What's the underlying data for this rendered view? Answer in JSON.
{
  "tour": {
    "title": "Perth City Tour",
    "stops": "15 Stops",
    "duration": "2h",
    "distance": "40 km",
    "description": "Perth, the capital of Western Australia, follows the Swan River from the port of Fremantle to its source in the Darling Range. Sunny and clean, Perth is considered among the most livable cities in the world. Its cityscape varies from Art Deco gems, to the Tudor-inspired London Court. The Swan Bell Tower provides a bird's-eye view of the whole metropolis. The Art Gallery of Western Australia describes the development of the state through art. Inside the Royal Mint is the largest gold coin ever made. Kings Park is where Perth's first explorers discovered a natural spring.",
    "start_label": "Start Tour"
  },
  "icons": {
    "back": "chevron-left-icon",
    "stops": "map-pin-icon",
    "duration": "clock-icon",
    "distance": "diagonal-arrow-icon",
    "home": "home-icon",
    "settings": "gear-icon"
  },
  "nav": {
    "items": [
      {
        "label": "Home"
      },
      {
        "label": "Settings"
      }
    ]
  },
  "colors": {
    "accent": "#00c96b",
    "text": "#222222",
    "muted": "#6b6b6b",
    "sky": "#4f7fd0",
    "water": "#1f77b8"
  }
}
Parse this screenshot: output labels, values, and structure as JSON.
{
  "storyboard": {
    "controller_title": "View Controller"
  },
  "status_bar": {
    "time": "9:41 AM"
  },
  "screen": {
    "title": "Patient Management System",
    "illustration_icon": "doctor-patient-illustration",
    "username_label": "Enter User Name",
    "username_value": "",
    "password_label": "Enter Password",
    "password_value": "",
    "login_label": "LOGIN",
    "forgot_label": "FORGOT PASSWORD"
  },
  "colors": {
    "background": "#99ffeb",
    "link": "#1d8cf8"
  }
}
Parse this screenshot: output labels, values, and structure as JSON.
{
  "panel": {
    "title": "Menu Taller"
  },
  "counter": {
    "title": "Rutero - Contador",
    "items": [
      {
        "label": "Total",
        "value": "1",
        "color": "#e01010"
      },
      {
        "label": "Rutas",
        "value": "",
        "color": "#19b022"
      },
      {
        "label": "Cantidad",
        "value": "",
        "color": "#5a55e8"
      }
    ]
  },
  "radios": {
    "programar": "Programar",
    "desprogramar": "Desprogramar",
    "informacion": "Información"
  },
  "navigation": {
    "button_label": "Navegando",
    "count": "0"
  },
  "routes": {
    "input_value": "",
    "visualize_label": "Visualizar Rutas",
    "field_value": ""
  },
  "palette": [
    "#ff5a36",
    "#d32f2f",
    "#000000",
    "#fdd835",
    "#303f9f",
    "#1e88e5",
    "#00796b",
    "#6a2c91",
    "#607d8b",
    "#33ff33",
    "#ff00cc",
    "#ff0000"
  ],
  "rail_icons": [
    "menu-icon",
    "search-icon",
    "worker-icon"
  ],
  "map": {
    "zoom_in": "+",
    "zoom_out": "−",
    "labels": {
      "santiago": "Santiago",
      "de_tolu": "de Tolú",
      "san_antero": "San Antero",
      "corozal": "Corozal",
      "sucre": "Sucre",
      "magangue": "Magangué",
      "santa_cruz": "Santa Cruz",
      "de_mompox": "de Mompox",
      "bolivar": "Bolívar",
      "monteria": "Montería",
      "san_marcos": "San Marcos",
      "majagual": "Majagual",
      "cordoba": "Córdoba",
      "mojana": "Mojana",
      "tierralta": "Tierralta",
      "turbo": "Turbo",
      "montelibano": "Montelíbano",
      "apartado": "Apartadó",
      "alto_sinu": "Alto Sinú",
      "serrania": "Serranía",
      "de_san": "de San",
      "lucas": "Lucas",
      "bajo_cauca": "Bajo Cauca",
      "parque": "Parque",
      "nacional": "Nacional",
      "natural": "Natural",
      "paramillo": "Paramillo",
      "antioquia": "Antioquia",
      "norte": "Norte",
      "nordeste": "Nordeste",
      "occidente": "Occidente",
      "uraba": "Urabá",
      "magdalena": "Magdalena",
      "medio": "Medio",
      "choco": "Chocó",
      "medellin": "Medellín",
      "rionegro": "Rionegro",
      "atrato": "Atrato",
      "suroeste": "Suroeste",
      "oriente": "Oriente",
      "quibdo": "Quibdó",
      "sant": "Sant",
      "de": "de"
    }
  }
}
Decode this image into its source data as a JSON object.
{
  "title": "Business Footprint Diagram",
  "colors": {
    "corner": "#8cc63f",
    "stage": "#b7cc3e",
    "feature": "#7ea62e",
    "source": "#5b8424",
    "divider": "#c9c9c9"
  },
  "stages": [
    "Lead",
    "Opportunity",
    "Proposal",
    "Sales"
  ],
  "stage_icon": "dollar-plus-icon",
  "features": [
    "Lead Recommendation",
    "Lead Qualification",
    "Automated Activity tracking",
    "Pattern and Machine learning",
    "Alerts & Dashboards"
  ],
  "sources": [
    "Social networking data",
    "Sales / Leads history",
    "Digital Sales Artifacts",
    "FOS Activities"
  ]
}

• Problem to solve: Every entry in the listing must be retyped exactly.

• Result of the exercise:
What's the underlying data for this rendered view? Answer in JSON.
{
  "tour": {
    "title": "Perth City Tour",
    "stops": "15 Stops",
    "duration": "2h",
    "distance": "40 km",
    "description": "Perth, the capital of Western Australia, follows the Swan River from the port of Fremantle to its source in the Darling Range. Sunny and clean, Perth is considered among the most livable cities in the world. Its cityscape varies from Art Deco gems, to the Tudor-inspired London Court. The Swan Bell Tower provides a bird's-eye view of the whole metropolis. The Art Gallery of Western Australia describes the development of the state through art. Inside the Royal Mint is the largest gold coin ever made. Kings Park is where Perth's first explorers discovered a natural spring.",
    "start_label": "Start Tour"
  },
  "icons": {
    "back": "chevron-left-icon",
    "stops": "map-pin-icon",
    "duration": "clock-icon",
    "distance": "diagonal-arrow-icon",
    "home": "home-icon",
    "settings": "gear-icon"
  },
  "nav": {
    "items": [
      {
        "label": "Home"
      },
      {
        "label": "Settings"
      }
    ]
  },
  "colors": {
    "accent": "#00c96b",
    "text": "#222222",
    "muted": "#6b6b6b",
    "sky": "#4f7fd0",
    "water": "#1f77b8"
  }
}
Parse this screenshot: output labels, values, and structure as JSON.
{
  "storyboard": {
    "controller_title": "View Controller"
  },
  "status_bar": {
    "time": "9:41 AM"
  },
  "screen": {
    "title": "Patient Management System",
    "illustration_icon": "doctor-patient-illustration",
    "username_label": "Enter User Name",
    "username_value": "",
    "password_label": "Enter Password",
    "password_value": "",
    "login_label": "LOGIN",
    "forgot_label": "FORGOT PASSWORD"
  },
  "colors": {
    "background": "#99ffeb",
    "link": "#1d8cf8"
  }
}
Parse this screenshot: output labels, values, and structure as JSON.
{
  "panel": {
    "title": "Menu Taller"
  },
  "counter": {
    "title": "Rutero - Contador",
    "items": [
      {
        "label": "Total",
        "value": "1",
        "color": "#e01010"
      },
      {
        "label": "Rutas",
        "value": "",
        "color": "#19b022"
      },
      {
        "label": "Cantidad",
        "value": "",
        "color": "#5a55e8"
      }
    ]
  },
  "radios": {
    "programar": "Programar",
    "desprogramar": "Desprogramar",
    "informacion": "Información"
  },
  "navigation": {
    "button_label": "Navegando",
    "count": "0"
  },
  "routes": {
    "input_value": "",
    "visualize_label": "Visualizar Rutas",
    "field_value": ""
  },
  "palette": [
    "#ff5a36",
    "#d32f2f",
    "#000000",
    "#fdd835",
    "#303f9f",
    "#1e88e5",
    "#00796b",
    "#6a2c91",
    "#607d8b",
    "#33ff33",
    "#ff00cc",
    "#ff0000"
  ],
  "rail_icons": [
    "menu-icon",
    "search-icon",
    "worker-icon"
  ],
  "map": {
    "zoom_in": "+",
    "zoom_out": "−",
    "labels": {
      "santiago": "Santiago",
      "de_tolu": "de Tolú",
      "san_antero": "San Antero",
      "corozal": "Corozal",
      "sucre": "Sucre",
      "magangue": "Magangué",
      "santa_cruz": "Santa Cruz",
      "de_mompox": "de Mompox",
      "bolivar": "Bolívar",
      "monteria": "Montería",
      "san_marcos": "San Marcos",
      "majagual": "Majagual",
      "cordoba": "Córdoba",
      "mojana": "Mojana",
      "tierralta": "Tierralta",
      "turbo": "Turbo",
      "montelibano": "Montelíbano",
      "apartado": "Apartadó",
      "alto_sinu": "Alto Sinú",
      "serrania": "Serranía",
      "de_san": "de San",
      "lucas": "Lucas",
      "bajo_cauca": "Bajo Cauca",
      "parque": "Parque",
      "nacional": "Nacional",
      "natural": "Natural",
      "paramillo": "Paramillo",
      "antioquia": "Antioquia",
      "norte": "Norte",
      "nordeste": "Nordeste",
      "occidente": "Occidente",
      "uraba": "Urabá",
      "magdalena": "Magdalena",
      "medio": "Medio",
      "choco": "Chocó",
      "medellin": "Medellín",
      "rionegro": "Rionegro",
      "atrato": "Atrato",
      "suroeste": "Suroeste",
      "oriente": "Oriente",
      "quibdo": "Quibdó",
      "sant": "Sant",
      "de": "de"
    }
  }
}
Decode this image into its source data as a JSON object.
{
  "title": "Business Footprint Diagram",
  "colors": {
    "corner": "#8cc63f",
    "stage": "#b7cc3e",
    "feature": "#7ea62e",
    "source": "#5b8424",
    "divider": "#c9c9c9"
  },
  "stages": [
    "Lead",
    "Opportunity",
    "Proposal",
    "Sales"
  ],
  "stage_icon": "dollar-plus-icon",
  "features": [
    "Lead Recommendation",
    "Lead Qualification",
    "Automated Activity tracking",
    "Pattern and Machine learning",
    "Alerts & Dashboards"
  ],
  "sources": [
    "Social networking data",
    "Sales / Leads history",
    "Digital Sales Artifacts",
    "FOS Activities"
  ]
}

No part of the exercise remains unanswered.